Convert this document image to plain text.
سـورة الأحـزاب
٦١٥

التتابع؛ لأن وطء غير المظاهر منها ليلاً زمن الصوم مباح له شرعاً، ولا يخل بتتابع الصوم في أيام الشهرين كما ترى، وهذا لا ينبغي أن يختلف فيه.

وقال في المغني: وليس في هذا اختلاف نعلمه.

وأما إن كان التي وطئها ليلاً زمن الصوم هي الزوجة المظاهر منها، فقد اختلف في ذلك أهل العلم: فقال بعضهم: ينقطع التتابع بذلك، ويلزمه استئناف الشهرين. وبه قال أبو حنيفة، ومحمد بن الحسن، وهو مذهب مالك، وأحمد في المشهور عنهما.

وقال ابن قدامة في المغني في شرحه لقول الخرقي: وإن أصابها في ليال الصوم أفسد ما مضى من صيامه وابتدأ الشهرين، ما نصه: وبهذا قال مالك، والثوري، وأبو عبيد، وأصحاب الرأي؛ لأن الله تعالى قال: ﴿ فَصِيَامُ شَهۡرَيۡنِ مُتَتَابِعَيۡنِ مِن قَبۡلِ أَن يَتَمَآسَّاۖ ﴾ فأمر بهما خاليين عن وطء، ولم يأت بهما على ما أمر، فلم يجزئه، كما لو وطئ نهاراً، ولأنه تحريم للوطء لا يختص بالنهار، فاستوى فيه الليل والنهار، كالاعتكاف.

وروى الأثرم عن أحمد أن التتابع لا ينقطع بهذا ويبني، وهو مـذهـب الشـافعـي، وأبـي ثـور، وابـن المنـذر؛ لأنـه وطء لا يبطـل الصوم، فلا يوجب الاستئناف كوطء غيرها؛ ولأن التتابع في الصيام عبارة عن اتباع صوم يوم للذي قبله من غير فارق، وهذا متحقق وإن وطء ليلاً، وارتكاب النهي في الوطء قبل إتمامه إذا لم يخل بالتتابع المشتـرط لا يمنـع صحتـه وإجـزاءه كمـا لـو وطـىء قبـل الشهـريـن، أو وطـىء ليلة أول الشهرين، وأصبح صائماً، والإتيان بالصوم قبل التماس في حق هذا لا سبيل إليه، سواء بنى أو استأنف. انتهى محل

= = = =

Go through the records above and set each one down exactly, please.

• THE REPLY:
Convert this document image to plain text.
سـورة الأحـزاب
٦١٥

التتابع؛ لأن وطء غير المظاهر منها ليلاً زمن الصوم مباح له شرعاً، ولا يخل بتتابع الصوم في أيام الشهرين كما ترى، وهذا لا ينبغي أن يختلف فيه.

وقال في المغني: وليس في هذا اختلاف نعلمه.

وأما إن كان التي وطئها ليلاً زمن الصوم هي الزوجة المظاهر منها، فقد اختلف في ذلك أهل العلم: فقال بعضهم: ينقطع التتابع بذلك، ويلزمه استئناف الشهرين. وبه قال أبو حنيفة، ومحمد بن الحسن، وهو مذهب مالك، وأحمد في المشهور عنهما.

وقال ابن قدامة في المغني في شرحه لقول الخرقي: وإن أصابها في ليال الصوم أفسد ما مضى من صيامه وابتدأ الشهرين، ما نصه: وبهذا قال مالك، والثوري، وأبو عبيد، وأصحاب الرأي؛ لأن الله تعالى قال: ﴿ فَصِيَامُ شَهۡرَيۡنِ مُتَتَابِعَيۡنِ مِن قَبۡلِ أَن يَتَمَآسَّاۖ ﴾ فأمر بهما خاليين عن وطء، ولم يأت بهما على ما أمر، فلم يجزئه، كما لو وطئ نهاراً، ولأنه تحريم للوطء لا يختص بالنهار، فاستوى فيه الليل والنهار، كالاعتكاف.

وروى الأثرم عن أحمد أن التتابع لا ينقطع بهذا ويبني، وهو مـذهـب الشـافعـي، وأبـي ثـور، وابـن المنـذر؛ لأنـه وطء لا يبطـل الصوم، فلا يوجب الاستئناف كوطء غيرها؛ ولأن التتابع في الصيام عبارة عن اتباع صوم يوم للذي قبله من غير فارق، وهذا متحقق وإن وطء ليلاً، وارتكاب النهي في الوطء قبل إتمامه إذا لم يخل بالتتابع المشتـرط لا يمنـع صحتـه وإجـزاءه كمـا لـو وطـىء قبـل الشهـريـن، أو وطـىء ليلة أول الشهرين، وأصبح صائماً، والإتيان بالصوم قبل التماس في حق هذا لا سبيل إليه، سواء بنى أو استأنف. انتهى محل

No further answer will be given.